> [SET EXERCISE]: Please format the lines of the listing below as a numbered list, leaving out any blank lines.

(Bounding box entries)

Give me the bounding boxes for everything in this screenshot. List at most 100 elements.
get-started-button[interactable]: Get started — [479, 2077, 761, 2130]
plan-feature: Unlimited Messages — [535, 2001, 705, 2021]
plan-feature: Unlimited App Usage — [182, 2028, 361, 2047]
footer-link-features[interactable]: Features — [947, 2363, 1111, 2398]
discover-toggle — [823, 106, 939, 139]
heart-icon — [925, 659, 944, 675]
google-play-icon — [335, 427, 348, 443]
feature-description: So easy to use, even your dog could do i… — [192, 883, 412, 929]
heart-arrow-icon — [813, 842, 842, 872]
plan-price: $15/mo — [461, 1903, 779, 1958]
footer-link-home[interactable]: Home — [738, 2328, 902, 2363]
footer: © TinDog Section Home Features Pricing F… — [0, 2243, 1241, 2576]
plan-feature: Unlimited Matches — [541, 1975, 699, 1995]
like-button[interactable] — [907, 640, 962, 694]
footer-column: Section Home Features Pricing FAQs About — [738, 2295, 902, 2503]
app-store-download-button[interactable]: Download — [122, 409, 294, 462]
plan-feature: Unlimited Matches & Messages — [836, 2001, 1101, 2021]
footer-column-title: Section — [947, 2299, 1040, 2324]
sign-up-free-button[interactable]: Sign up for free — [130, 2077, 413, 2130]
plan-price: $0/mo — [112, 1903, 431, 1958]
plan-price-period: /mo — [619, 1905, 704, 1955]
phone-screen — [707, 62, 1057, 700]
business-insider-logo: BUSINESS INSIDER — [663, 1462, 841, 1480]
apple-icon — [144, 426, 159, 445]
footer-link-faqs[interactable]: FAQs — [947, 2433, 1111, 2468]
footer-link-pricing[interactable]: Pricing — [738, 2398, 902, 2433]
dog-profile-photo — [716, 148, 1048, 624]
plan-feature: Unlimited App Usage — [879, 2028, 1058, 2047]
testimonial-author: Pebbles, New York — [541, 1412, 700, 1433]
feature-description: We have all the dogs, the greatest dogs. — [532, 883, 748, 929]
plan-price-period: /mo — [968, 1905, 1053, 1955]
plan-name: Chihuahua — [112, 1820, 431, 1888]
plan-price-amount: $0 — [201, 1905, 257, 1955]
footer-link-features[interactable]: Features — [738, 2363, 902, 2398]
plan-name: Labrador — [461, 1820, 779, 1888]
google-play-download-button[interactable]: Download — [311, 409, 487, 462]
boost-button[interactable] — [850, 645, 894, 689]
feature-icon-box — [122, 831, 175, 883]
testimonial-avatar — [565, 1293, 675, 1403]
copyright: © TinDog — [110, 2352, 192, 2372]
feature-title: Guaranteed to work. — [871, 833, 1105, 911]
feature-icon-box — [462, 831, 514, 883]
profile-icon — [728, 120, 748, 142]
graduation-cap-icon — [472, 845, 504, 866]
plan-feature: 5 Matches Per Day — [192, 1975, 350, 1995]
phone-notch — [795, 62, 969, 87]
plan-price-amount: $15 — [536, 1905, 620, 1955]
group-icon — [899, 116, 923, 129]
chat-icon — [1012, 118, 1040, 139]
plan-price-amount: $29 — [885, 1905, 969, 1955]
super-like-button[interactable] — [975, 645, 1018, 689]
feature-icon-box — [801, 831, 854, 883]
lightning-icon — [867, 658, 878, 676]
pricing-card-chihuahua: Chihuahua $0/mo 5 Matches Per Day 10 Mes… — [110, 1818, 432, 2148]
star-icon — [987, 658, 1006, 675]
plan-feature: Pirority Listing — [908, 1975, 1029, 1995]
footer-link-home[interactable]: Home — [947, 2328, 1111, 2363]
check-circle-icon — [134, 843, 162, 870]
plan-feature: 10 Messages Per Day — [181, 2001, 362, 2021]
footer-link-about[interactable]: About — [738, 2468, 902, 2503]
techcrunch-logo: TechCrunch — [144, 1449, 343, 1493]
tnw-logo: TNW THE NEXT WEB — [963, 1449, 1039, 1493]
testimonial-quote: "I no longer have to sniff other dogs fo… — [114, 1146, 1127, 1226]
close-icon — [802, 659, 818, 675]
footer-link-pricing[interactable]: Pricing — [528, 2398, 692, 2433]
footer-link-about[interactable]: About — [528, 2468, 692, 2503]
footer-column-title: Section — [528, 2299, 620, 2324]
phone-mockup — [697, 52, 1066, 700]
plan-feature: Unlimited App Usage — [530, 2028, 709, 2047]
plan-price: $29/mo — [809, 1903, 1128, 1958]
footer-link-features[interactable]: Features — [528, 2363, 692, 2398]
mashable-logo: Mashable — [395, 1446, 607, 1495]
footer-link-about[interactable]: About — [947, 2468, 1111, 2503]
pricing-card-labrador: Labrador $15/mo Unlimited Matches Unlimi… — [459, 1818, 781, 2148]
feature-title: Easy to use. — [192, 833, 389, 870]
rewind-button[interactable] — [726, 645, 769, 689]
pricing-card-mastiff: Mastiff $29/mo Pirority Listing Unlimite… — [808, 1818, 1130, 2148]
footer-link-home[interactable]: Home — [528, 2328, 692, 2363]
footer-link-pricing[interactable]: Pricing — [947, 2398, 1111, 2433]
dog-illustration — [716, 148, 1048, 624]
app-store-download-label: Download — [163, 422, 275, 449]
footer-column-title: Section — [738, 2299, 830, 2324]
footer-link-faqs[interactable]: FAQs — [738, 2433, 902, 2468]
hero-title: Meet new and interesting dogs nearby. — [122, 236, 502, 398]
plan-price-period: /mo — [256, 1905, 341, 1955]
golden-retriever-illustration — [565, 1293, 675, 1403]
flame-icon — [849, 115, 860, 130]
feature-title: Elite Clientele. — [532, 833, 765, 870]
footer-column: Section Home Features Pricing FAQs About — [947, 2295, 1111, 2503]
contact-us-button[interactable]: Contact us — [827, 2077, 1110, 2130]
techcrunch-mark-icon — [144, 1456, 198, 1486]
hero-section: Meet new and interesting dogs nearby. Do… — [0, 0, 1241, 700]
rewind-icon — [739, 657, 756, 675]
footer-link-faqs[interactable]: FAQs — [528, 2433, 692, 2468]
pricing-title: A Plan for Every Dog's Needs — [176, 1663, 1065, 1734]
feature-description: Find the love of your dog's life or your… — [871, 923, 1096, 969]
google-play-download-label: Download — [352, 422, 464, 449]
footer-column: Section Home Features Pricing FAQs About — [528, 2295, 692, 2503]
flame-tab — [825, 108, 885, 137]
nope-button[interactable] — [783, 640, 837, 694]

> [CORRECT OUTPUT]:
1. Give me the bounding boxes for everything in this screenshot. List at most 100 elements.
2. get-started-button[interactable]: Get started — [479, 2077, 761, 2130]
3. plan-feature: Unlimited Messages — [535, 2001, 705, 2021]
4. plan-feature: Unlimited App Usage — [182, 2028, 361, 2047]
5. footer-link-features[interactable]: Features — [947, 2363, 1111, 2398]
6. discover-toggle — [823, 106, 939, 139]
7. heart-icon — [925, 659, 944, 675]
8. google-play-icon — [335, 427, 348, 443]
9. feature-description: So easy to use, even your dog could do i… — [192, 883, 412, 929]
10. heart-arrow-icon — [813, 842, 842, 872]
11. plan-price: $15/mo — [461, 1903, 779, 1958]
12. footer-link-home[interactable]: Home — [738, 2328, 902, 2363]
13. footer: © TinDog Section Home Features Pricing F… — [0, 2243, 1241, 2576]
14. plan-feature: Unlimited Matches — [541, 1975, 699, 1995]
15. like-button[interactable] — [907, 640, 962, 694]
16. footer-column: Section Home Features Pricing FAQs About — [738, 2295, 902, 2503]
17. app-store-download-button[interactable]: Download — [122, 409, 294, 462]
18. plan-feature: Unlimited Matches & Messages — [836, 2001, 1101, 2021]
19. footer-column-title: Section — [947, 2299, 1040, 2324]
20. sign-up-free-button[interactable]: Sign up for free — [130, 2077, 413, 2130]
21. plan-price: $0/mo — [112, 1903, 431, 1958]
22. plan-price-period: /mo — [619, 1905, 704, 1955]
23. phone-screen — [707, 62, 1057, 700]
24. business-insider-logo: BUSINESS INSIDER — [663, 1462, 841, 1480]
25. apple-icon — [144, 426, 159, 445]
26. footer-link-faqs[interactable]: FAQs — [947, 2433, 1111, 2468]
27. footer-link-pricing[interactable]: Pricing — [738, 2398, 902, 2433]
28. dog-profile-photo — [716, 148, 1048, 624]
29. plan-feature: Unlimited App Usage — [879, 2028, 1058, 2047]
30. testimonial-author: Pebbles, New York — [541, 1412, 700, 1433]
31. feature-description: We have all the dogs, the greatest dogs. — [532, 883, 748, 929]
32. plan-price-period: /mo — [968, 1905, 1053, 1955]
33. plan-name: Chihuahua — [112, 1820, 431, 1888]
34. plan-price-amount: $0 — [201, 1905, 257, 1955]
35. footer-link-features[interactable]: Features — [738, 2363, 902, 2398]
36. plan-name: Labrador — [461, 1820, 779, 1888]
37. google-play-download-button[interactable]: Download — [311, 409, 487, 462]
38. boost-button[interactable] — [850, 645, 894, 689]
39. feature-icon-box — [122, 831, 175, 883]
40. testimonial-avatar — [565, 1293, 675, 1403]
41. copyright: © TinDog — [110, 2352, 192, 2372]
42. feature-title: Guaranteed to work. — [871, 833, 1105, 911]
43. feature-icon-box — [462, 831, 514, 883]
44. profile-icon — [728, 120, 748, 142]
45. graduation-cap-icon — [472, 845, 504, 866]
46. plan-feature: 5 Matches Per Day — [192, 1975, 350, 1995]
47. phone-notch — [795, 62, 969, 87]
48. plan-price-amount: $15 — [536, 1905, 620, 1955]
49. group-icon — [899, 116, 923, 129]
50. chat-icon — [1012, 118, 1040, 139]
51. plan-price-amount: $29 — [885, 1905, 969, 1955]
52. super-like-button[interactable] — [975, 645, 1018, 689]
53. feature-icon-box — [801, 831, 854, 883]
54. lightning-icon — [867, 658, 878, 676]
55. pricing-card-chihuahua: Chihuahua $0/mo 5 Matches Per Day 10 Mes… — [110, 1818, 432, 2148]
56. star-icon — [987, 658, 1006, 675]
57. plan-feature: Pirority Listing — [908, 1975, 1029, 1995]
58. footer-link-home[interactable]: Home — [947, 2328, 1111, 2363]
59. check-circle-icon — [134, 843, 162, 870]
60. plan-feature: 10 Messages Per Day — [181, 2001, 362, 2021]
61. footer-link-about[interactable]: About — [738, 2468, 902, 2503]
62. techcrunch-logo: TechCrunch — [144, 1449, 343, 1493]
63. tnw-logo: TNW THE NEXT WEB — [963, 1449, 1039, 1493]
64. testimonial-quote: "I no longer have to sniff other dogs fo… — [114, 1146, 1127, 1226]
65. close-icon — [802, 659, 818, 675]
66. footer-link-pricing[interactable]: Pricing — [528, 2398, 692, 2433]
67. footer-link-about[interactable]: About — [528, 2468, 692, 2503]
68. footer-column-title: Section — [528, 2299, 620, 2324]
69. phone-mockup — [697, 52, 1066, 700]
70. plan-feature: Unlimited App Usage — [530, 2028, 709, 2047]
71. plan-price: $29/mo — [809, 1903, 1128, 1958]
72. footer-link-features[interactable]: Features — [528, 2363, 692, 2398]
73. mashable-logo: Mashable — [395, 1446, 607, 1495]
74. footer-link-about[interactable]: About — [947, 2468, 1111, 2503]
75. pricing-card-labrador: Labrador $15/mo Unlimited Matches Unlimi… — [459, 1818, 781, 2148]
76. feature-title: Easy to use. — [192, 833, 389, 870]
77. rewind-button[interactable] — [726, 645, 769, 689]
78. pricing-card-mastiff: Mastiff $29/mo Pirority Listing Unlimite… — [808, 1818, 1130, 2148]
79. footer-link-home[interactable]: Home — [528, 2328, 692, 2363]
80. footer-link-pricing[interactable]: Pricing — [947, 2398, 1111, 2433]
81. dog-illustration — [716, 148, 1048, 624]
82. app-store-download-label: Download — [163, 422, 275, 449]
83. footer-column-title: Section — [738, 2299, 830, 2324]
84. footer-link-faqs[interactable]: FAQs — [738, 2433, 902, 2468]
85. hero-title: Meet new and interesting dogs nearby. — [122, 236, 502, 398]
86. plan-price-period: /mo — [256, 1905, 341, 1955]
87. golden-retriever-illustration — [565, 1293, 675, 1403]
88. flame-icon — [849, 115, 860, 130]
89. feature-title: Elite Clientele. — [532, 833, 765, 870]
90. footer-column: Section Home Features Pricing FAQs About — [947, 2295, 1111, 2503]
91. contact-us-button[interactable]: Contact us — [827, 2077, 1110, 2130]
92. techcrunch-mark-icon — [144, 1456, 198, 1486]
93. hero-section: Meet new and interesting dogs nearby. Do… — [0, 0, 1241, 700]
94. rewind-icon — [739, 657, 756, 675]
95. footer-link-faqs[interactable]: FAQs — [528, 2433, 692, 2468]
96. pricing-title: A Plan for Every Dog's Needs — [176, 1663, 1065, 1734]
97. feature-description: Find the love of your dog's life or your… — [871, 923, 1096, 969]
98. google-play-download-label: Download — [352, 422, 464, 449]
99. footer-column: Section Home Features Pricing FAQs About — [528, 2295, 692, 2503]
100. flame-tab — [825, 108, 885, 137]
101. nope-button[interactable] — [783, 640, 837, 694]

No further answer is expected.